» **STATED EXERCISE 1**: In the journal entry, what does the writer have tomorrow?
*** DOCUMENT SECTION ***
Hey

It’s three forty five am, and I have my coffee.

I had this dream, where New York, w just a few meters from one end to the other, Manhattan.

I have to set up conversion tracking today or soon.  I don’t have much time bc I have the girl from my housing association visiting me this avo.  I w have to do it tomorrow.  Except I have croquet tomorrow.

I’ve been having sexist thoughts, like w if women actually have more braincells than men.

So the way it works, is that, I book an appointment; and he rings me up and does a screen share.  He guides me through the process of setting up my campaign so that when someone clicks through one of my links to the merchant, it kinda..  it doesn’t even class it as a conversion or sale, it just k that someone has been interested.

Google uses this date to ascertain the effectiveness of my landing page.  The higher my landing page score, the cheaper I w get ads.

It w be interesting to k how good my landing page is.  I w get cheaper ads due to setting up conversion tracking, and bc of demographic targeting, tho if my page converts rly well, then I w get an extra reduction.  I’m rly excited to find out how much my ads cost.

What I mustn’t do, is psych myself up that things w work this time; bc if they don’t I w be dropped from a great height emotionally, and end up crashing to the ground.

Ik that my self esteem is rising nicely and Ik that that powers my ability to work this bi’ rl good.  I have the power, as it used to say in He Man.  G I loved that cartoon.  Btw, that’s the other side of the She Ra series.

I’ve kinda found that smoking CBD is making me feel like I can’t be bothered to do sh’.  I think Ima have to keep it one sesh on that.
*** INFORMATION SHOWN ***
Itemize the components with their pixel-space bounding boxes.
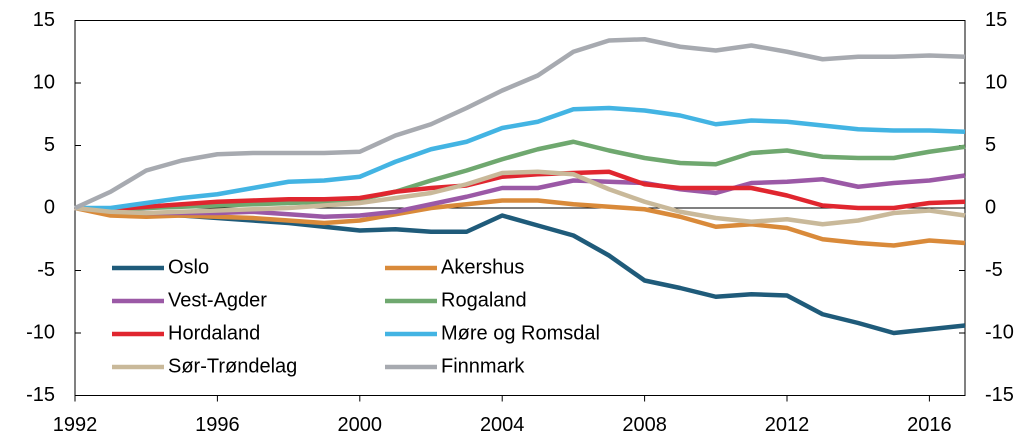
x-tick-label: 1996 bbox=[195, 414, 240, 436]
y2-tick-label: 0 bbox=[985, 196, 996, 218]
series-line bbox=[74, 173, 966, 219]
x-tick-label: 2016 bbox=[907, 414, 952, 436]
legend-label: Vest-Agder bbox=[168, 289, 267, 311]
series-line bbox=[74, 37, 966, 211]
x-tick-label: 2004 bbox=[480, 414, 525, 436]
legend-label: Møre og Romsdal bbox=[441, 322, 600, 344]
legend-label: Finnmark bbox=[441, 355, 525, 377]
legend-label: Rogaland bbox=[441, 289, 527, 311]
y-tick-label: 10 bbox=[33, 71, 55, 93]
series-line bbox=[74, 198, 966, 248]
y2-tick-label: -15 bbox=[985, 384, 1014, 406]
x-tick-label: 2008 bbox=[622, 414, 667, 436]
y2-tick-label: 5 bbox=[985, 134, 996, 156]
legend-label: Akershus bbox=[441, 256, 524, 278]
y-tick-label: 15 bbox=[33, 9, 55, 31]
y-tick-label: 0 bbox=[44, 196, 55, 218]
series-line bbox=[74, 139, 966, 212]
y-tick-label: -15 bbox=[26, 384, 55, 406]
y2-tick-label: 10 bbox=[985, 71, 1007, 93]
series-line bbox=[74, 169, 966, 227]
x-tick-label: 1992 bbox=[53, 414, 98, 436]
y2-tick-label: -10 bbox=[985, 321, 1014, 343]
y-tick-label: -5 bbox=[37, 259, 55, 281]
series-line bbox=[74, 169, 966, 212]
legend-label: Hordaland bbox=[168, 322, 260, 344]
y-tick-label: -10 bbox=[26, 321, 55, 343]
legend-label: Oslo bbox=[168, 256, 209, 278]
x-tick-label: 2000 bbox=[338, 414, 383, 436]
x-tick-label: 2012 bbox=[765, 414, 810, 436]
y2-tick-label: -5 bbox=[985, 259, 1003, 281]
legend-label: Sør-Trøndelag bbox=[168, 355, 297, 377]
y2-tick-label: 15 bbox=[985, 9, 1007, 31]
y-tick-label: 5 bbox=[44, 134, 55, 156]
series-line bbox=[75, 105, 966, 211]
***
» **STATED EXERCISE 2**: Please rewrite part of the listing as a Markdown table with the columns Nr and Line, leaving out blank lines. Begin at the listing line that has "x-tick-label: 1996 bbox=[195, 414, 240, 436]" and stop after the one that has "series-line bbox=[74, 37, 966, 211]".

» **CORRECT RESULT 1**: Croquet.

» **CORRECT RESULT 2**:
| Nr | Line |
|---|---|
| 1 | x-tick-label: 1996 bbox=[195, 414, 240, 436] |
| 2 | y2-tick-label: 0 bbox=[985, 196, 996, 218] |
| 3 | series-line bbox=[74, 173, 966, 219] |
| 4 | x-tick-label: 2016 bbox=[907, 414, 952, 436] |
| 5 | legend-label: Vest-Agder bbox=[168, 289, 267, 311] |
| 6 | series-line bbox=[74, 37, 966, 211] |